In the entries that follow, how many lines contain the word "JSON"? Answer with the number only.

--------------------------------

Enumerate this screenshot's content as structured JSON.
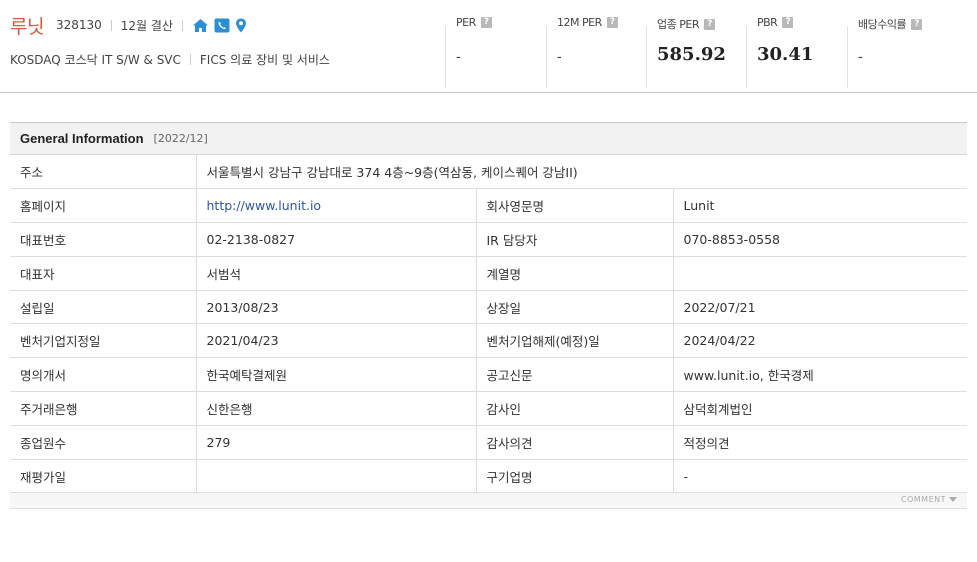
{
  "company": {
    "name": "루닛",
    "code": "328130",
    "settlement": "12월 결산",
    "market": "KOSDAQ  코스닥 IT S/W & SVC",
    "fics": "FICS 의료 장비 및 서비스",
    "icons": [
      "home-icon",
      "phone-icon",
      "location-icon"
    ],
    "name_color": "#e0573c",
    "icon_color": "#2b8fd1"
  },
  "metrics": [
    {
      "label": "PER",
      "value": "-"
    },
    {
      "label": "12M PER",
      "value": "-"
    },
    {
      "label": "업종 PER",
      "value": "585.92"
    },
    {
      "label": "PBR",
      "value": "30.41"
    },
    {
      "label": "배당수익률",
      "value": "-"
    }
  ],
  "help_glyph": "?",
  "general": {
    "title": "General Information",
    "date": "[2022/12]",
    "address_label": "주소",
    "address_value": "서울특별시 강남구 강남대로 374 4층~9층(역삼동, 케이스퀘어 강남II)",
    "rows": [
      {
        "l1": "홈페이지",
        "v1": "http://www.lunit.io",
        "l2": "회사영문명",
        "v2": "Lunit"
      },
      {
        "l1": "대표번호",
        "v1": "02-2138-0827",
        "l2": "IR 담당자",
        "v2": "070-8853-0558"
      },
      {
        "l1": "대표자",
        "v1": "서범석",
        "l2": "계열명",
        "v2": ""
      },
      {
        "l1": "설립일",
        "v1": "2013/08/23",
        "l2": "상장일",
        "v2": "2022/07/21"
      },
      {
        "l1": "벤처기업지정일",
        "v1": "2021/04/23",
        "l2": "벤처기업해제(예정)일",
        "v2": "2024/04/22"
      },
      {
        "l1": "명의개서",
        "v1": "한국예탁결제원",
        "l2": "공고신문",
        "v2": "www.lunit.io, 한국경제"
      },
      {
        "l1": "주거래은행",
        "v1": "신한은행",
        "l2": "감사인",
        "v2": "삼덕회계법인"
      },
      {
        "l1": "종업원수",
        "v1": "279",
        "l2": "감사의견",
        "v2": "적정의견"
      },
      {
        "l1": "재평가일",
        "v1": "",
        "l2": "구기업명",
        "v2": "-"
      }
    ],
    "comment_label": "COMMENT"
  }
}
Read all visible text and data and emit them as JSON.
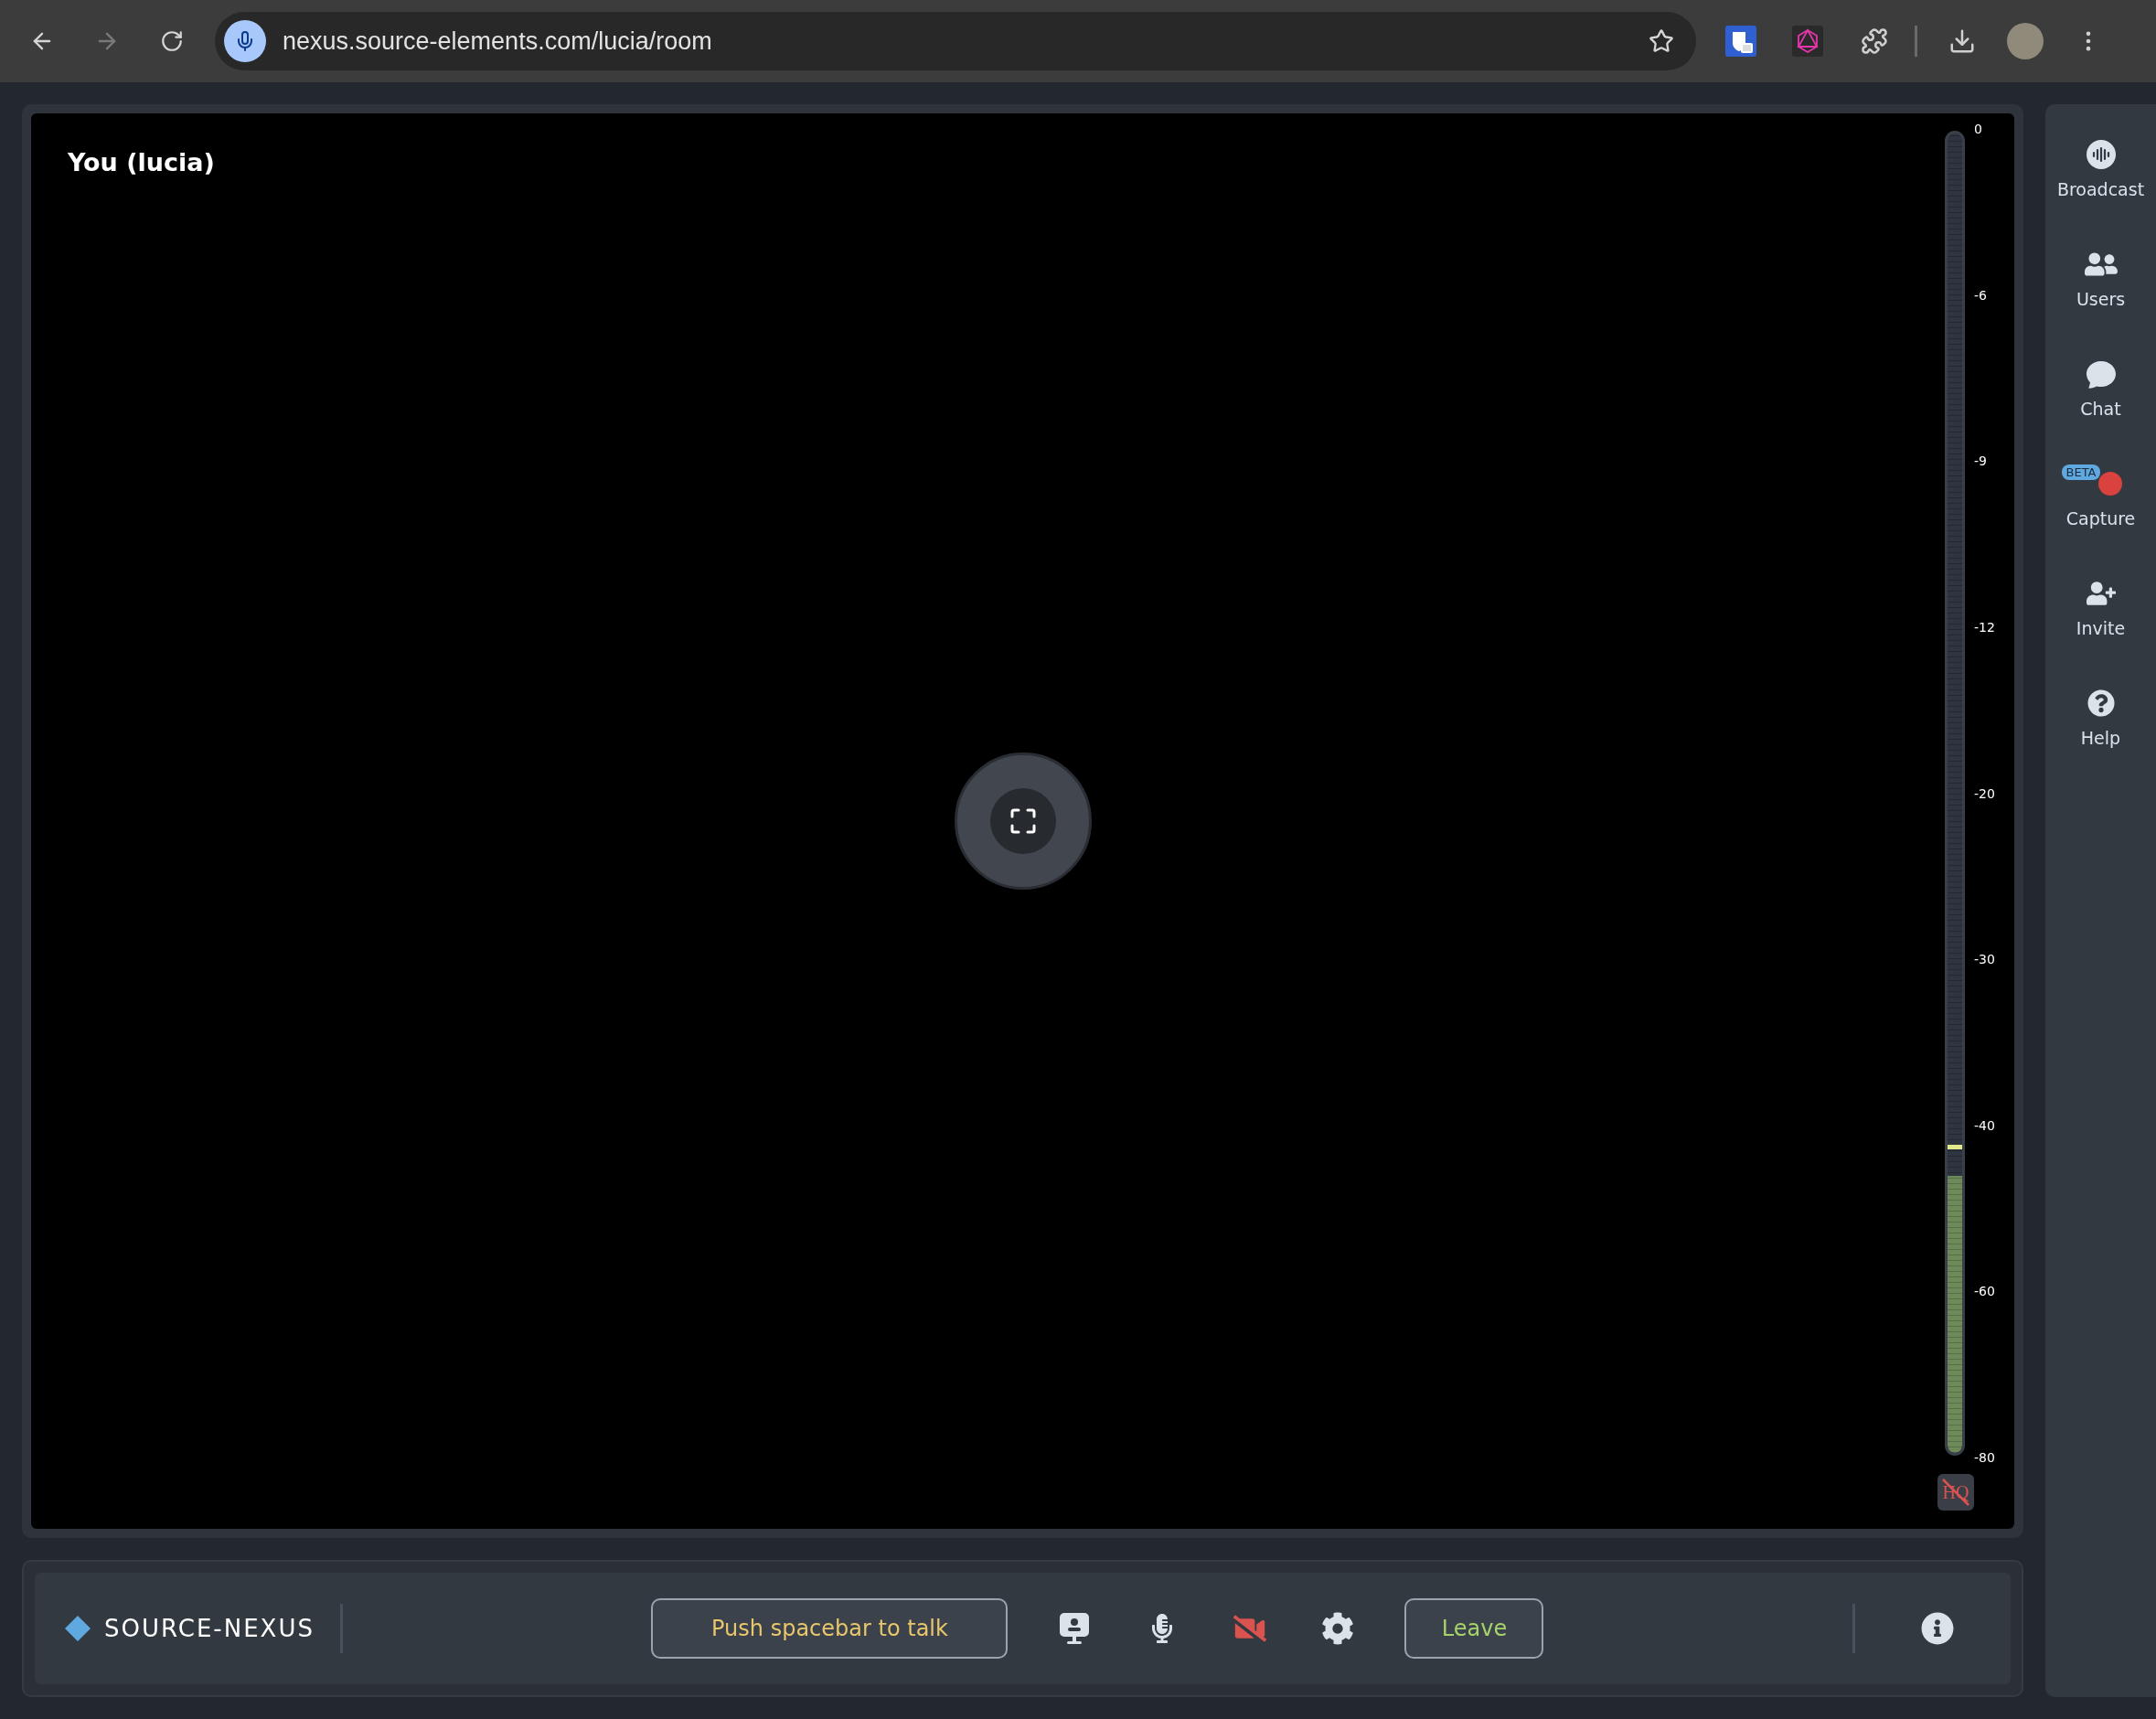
{
  "browser": {
    "nav_buttons": [
      {
        "kind": "back",
        "disabled": false
      },
      {
        "kind": "forward",
        "disabled": true
      },
      {
        "kind": "reload",
        "disabled": false
      }
    ],
    "url": "nexus.source-elements.com/lucia/room",
    "bookmarked": false
  },
  "video": {
    "participant": "You (lucia)"
  },
  "meter": {
    "scale": [
      "0",
      "-6",
      "-9",
      "-12",
      "-20",
      "-30",
      "-40",
      "-60",
      "-80"
    ],
    "level": 0.21,
    "peak": {
      "level": 0.23
    }
  },
  "hq_button": {
    "label": "HQ",
    "on": false
  },
  "sidebar": {
    "items": [
      {
        "kind": "broadcast",
        "label": "Broadcast"
      },
      {
        "kind": "users",
        "label": "Users"
      },
      {
        "kind": "chat",
        "label": "Chat"
      },
      {
        "kind": "capture",
        "label": "Capture",
        "badge": "BETA"
      },
      {
        "kind": "invite",
        "label": "Invite"
      },
      {
        "kind": "help",
        "label": "Help"
      }
    ]
  },
  "bottom_bar": {
    "brand": "SOURCE-NEXUS",
    "talk_button": "Push spacebar to talk",
    "controls": [
      {
        "kind": "presenter"
      },
      {
        "kind": "mic",
        "muted": false
      },
      {
        "kind": "camera",
        "muted": true
      },
      {
        "kind": "settings"
      }
    ],
    "leave_button": "Leave"
  }
}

--------------------------------

**THE RESULT:** 2